▶ Aim: Return all of the entries exactly as written.

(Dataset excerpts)
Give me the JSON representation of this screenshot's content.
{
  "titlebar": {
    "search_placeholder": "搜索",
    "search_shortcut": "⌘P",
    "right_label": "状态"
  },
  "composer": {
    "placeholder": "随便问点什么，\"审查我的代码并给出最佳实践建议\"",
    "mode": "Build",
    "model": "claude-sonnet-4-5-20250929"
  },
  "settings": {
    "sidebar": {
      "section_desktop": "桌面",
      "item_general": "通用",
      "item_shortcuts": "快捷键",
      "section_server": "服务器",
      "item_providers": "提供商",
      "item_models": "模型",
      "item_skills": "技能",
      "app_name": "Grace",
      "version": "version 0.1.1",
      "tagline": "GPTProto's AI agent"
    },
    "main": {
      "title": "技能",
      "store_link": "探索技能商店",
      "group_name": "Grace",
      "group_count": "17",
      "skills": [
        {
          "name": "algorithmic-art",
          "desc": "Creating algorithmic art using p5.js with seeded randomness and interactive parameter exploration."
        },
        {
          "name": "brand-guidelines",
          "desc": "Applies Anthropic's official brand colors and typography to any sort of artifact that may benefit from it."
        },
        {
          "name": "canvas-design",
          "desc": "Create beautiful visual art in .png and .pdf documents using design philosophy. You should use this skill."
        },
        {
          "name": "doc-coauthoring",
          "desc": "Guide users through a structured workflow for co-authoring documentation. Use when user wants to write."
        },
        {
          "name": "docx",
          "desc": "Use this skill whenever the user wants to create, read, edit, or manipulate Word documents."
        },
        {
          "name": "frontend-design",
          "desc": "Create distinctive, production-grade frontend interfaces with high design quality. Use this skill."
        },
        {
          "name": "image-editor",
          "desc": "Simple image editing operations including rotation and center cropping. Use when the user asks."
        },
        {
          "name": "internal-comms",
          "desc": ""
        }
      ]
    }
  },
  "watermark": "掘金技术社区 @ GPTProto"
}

▶ Exercise answer:
Give me the JSON representation of this screenshot's content.
{
  "titlebar": {
    "search_placeholder": "搜索",
    "search_shortcut": "⌘P",
    "right_label": "状态"
  },
  "composer": {
    "placeholder": "随便问点什么，\"审查我的代码并给出最佳实践建议\"",
    "mode": "Build",
    "model": "claude-sonnet-4-5-20250929"
  },
  "settings": {
    "sidebar": {
      "section_desktop": "桌面",
      "item_general": "通用",
      "item_shortcuts": "快捷键",
      "section_server": "服务器",
      "item_providers": "提供商",
      "item_models": "模型",
      "item_skills": "技能",
      "app_name": "Grace",
      "version": "version 0.1.1",
      "tagline": "GPTProto's AI agent"
    },
    "main": {
      "title": "技能",
      "store_link": "探索技能商店",
      "group_name": "Grace",
      "group_count": "17",
      "skills": [
        {
          "name": "algorithmic-art",
          "desc": "Creating algorithmic art using p5.js with seeded randomness and interactive parameter exploration."
        },
        {
          "name": "brand-guidelines",
          "desc": "Applies Anthropic's official brand colors and typography to any sort of artifact that may benefit from it."
        },
        {
          "name": "canvas-design",
          "desc": "Create beautiful visual art in .png and .pdf documents using design philosophy. You should use this skill."
        },
        {
          "name": "doc-coauthoring",
          "desc": "Guide users through a structured workflow for co-authoring documentation. Use when user wants to write."
        },
        {
          "name": "docx",
          "desc": "Use this skill whenever the user wants to create, read, edit, or manipulate Word documents."
        },
        {
          "name": "frontend-design",
          "desc": "Create distinctive, production-grade frontend interfaces with high design quality. Use this skill."
        },
        {
          "name": "image-editor",
          "desc": "Simple image editing operations including rotation and center cropping. Use when the user asks."
        },
        {
          "name": "internal-comms",
          "desc": ""
        }
      ]
    }
  },
  "watermark": "掘金技术社区 @ GPTProto"
}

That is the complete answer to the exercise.